- **Record excerpts**:
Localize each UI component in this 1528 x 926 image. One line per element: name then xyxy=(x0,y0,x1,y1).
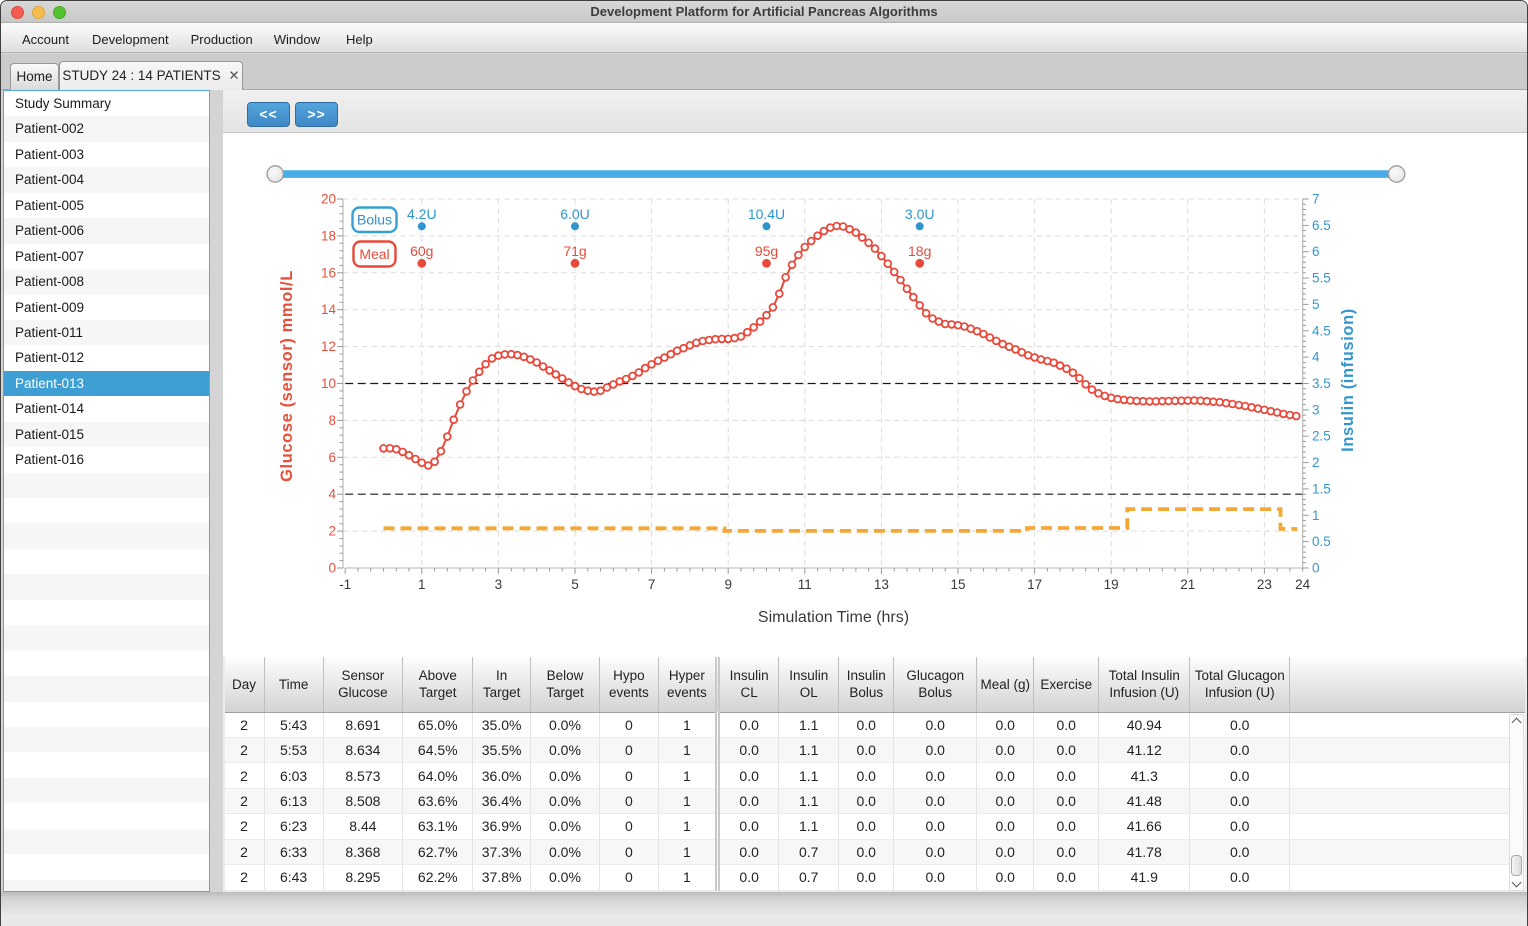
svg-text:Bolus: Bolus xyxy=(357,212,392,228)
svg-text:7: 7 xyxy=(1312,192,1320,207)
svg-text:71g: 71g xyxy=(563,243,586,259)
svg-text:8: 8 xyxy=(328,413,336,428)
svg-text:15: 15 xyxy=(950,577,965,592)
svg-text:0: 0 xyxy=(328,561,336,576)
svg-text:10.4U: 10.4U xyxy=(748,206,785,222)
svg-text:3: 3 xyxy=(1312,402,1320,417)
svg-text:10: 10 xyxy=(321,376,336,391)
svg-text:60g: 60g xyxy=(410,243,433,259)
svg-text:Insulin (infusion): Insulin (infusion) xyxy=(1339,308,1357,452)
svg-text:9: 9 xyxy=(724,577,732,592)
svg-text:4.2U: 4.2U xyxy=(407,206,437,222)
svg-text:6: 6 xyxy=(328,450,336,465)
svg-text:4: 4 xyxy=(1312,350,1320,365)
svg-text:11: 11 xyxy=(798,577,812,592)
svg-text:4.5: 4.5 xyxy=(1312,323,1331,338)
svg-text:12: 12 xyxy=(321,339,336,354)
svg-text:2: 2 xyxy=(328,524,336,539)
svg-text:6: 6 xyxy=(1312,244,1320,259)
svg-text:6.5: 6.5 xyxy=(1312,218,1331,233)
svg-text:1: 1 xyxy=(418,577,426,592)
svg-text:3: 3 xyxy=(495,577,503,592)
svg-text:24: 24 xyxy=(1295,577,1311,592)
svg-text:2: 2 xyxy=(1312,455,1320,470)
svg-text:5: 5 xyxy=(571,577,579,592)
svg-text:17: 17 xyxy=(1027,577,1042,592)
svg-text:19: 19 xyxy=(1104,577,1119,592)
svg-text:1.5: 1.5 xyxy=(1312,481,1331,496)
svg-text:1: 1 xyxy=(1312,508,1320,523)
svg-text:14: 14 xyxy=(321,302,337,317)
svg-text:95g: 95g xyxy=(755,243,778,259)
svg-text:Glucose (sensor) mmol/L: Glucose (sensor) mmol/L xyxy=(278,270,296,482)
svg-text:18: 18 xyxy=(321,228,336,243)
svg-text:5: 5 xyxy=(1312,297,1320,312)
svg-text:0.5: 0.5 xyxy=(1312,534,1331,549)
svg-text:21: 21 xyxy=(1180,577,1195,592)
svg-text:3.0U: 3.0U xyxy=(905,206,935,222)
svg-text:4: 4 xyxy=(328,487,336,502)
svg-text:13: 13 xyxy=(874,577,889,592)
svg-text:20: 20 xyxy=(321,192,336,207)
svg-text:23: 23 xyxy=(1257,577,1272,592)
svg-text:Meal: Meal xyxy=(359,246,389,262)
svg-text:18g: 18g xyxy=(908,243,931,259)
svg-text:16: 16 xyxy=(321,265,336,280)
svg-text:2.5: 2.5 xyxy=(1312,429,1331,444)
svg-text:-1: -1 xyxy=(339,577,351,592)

- **The task**: Copy out all of the data above word for word, and leave the pictures out of your answer.

- **The answer**:
Localize each UI component in this 1528 x 926 image. One line per element: name then xyxy=(x0,y0,x1,y1).
svg-text:Bolus: Bolus xyxy=(357,212,392,228)
svg-text:7: 7 xyxy=(1312,192,1320,207)
svg-text:71g: 71g xyxy=(563,243,586,259)
svg-text:8: 8 xyxy=(328,413,336,428)
svg-text:15: 15 xyxy=(950,577,965,592)
svg-text:0: 0 xyxy=(328,561,336,576)
svg-text:10.4U: 10.4U xyxy=(748,206,785,222)
svg-text:3: 3 xyxy=(1312,402,1320,417)
svg-text:10: 10 xyxy=(321,376,336,391)
svg-text:60g: 60g xyxy=(410,243,433,259)
svg-text:Insulin (infusion): Insulin (infusion) xyxy=(1339,308,1357,452)
svg-text:9: 9 xyxy=(724,577,732,592)
svg-text:4.2U: 4.2U xyxy=(407,206,437,222)
svg-text:6: 6 xyxy=(328,450,336,465)
svg-text:4: 4 xyxy=(1312,350,1320,365)
svg-text:11: 11 xyxy=(798,577,812,592)
svg-text:4.5: 4.5 xyxy=(1312,323,1331,338)
svg-text:12: 12 xyxy=(321,339,336,354)
svg-text:2: 2 xyxy=(328,524,336,539)
svg-text:6: 6 xyxy=(1312,244,1320,259)
svg-text:6.5: 6.5 xyxy=(1312,218,1331,233)
svg-text:1: 1 xyxy=(418,577,426,592)
svg-text:3: 3 xyxy=(495,577,503,592)
svg-text:24: 24 xyxy=(1295,577,1311,592)
svg-text:2: 2 xyxy=(1312,455,1320,470)
svg-text:5: 5 xyxy=(571,577,579,592)
svg-text:17: 17 xyxy=(1027,577,1042,592)
svg-text:19: 19 xyxy=(1104,577,1119,592)
svg-text:1.5: 1.5 xyxy=(1312,481,1331,496)
svg-text:1: 1 xyxy=(1312,508,1320,523)
svg-text:14: 14 xyxy=(321,302,337,317)
svg-text:95g: 95g xyxy=(755,243,778,259)
svg-text:Glucose (sensor) mmol/L: Glucose (sensor) mmol/L xyxy=(278,270,296,482)
svg-text:18: 18 xyxy=(321,228,336,243)
svg-text:5: 5 xyxy=(1312,297,1320,312)
svg-text:0.5: 0.5 xyxy=(1312,534,1331,549)
svg-text:21: 21 xyxy=(1180,577,1195,592)
svg-text:3.0U: 3.0U xyxy=(905,206,935,222)
svg-text:4: 4 xyxy=(328,487,336,502)
svg-text:13: 13 xyxy=(874,577,889,592)
svg-text:20: 20 xyxy=(321,192,336,207)
svg-text:23: 23 xyxy=(1257,577,1272,592)
svg-text:Meal: Meal xyxy=(359,246,389,262)
svg-text:18g: 18g xyxy=(908,243,931,259)
svg-text:16: 16 xyxy=(321,265,336,280)
svg-text:2.5: 2.5 xyxy=(1312,429,1331,444)
svg-text:-1: -1 xyxy=(339,577,351,592)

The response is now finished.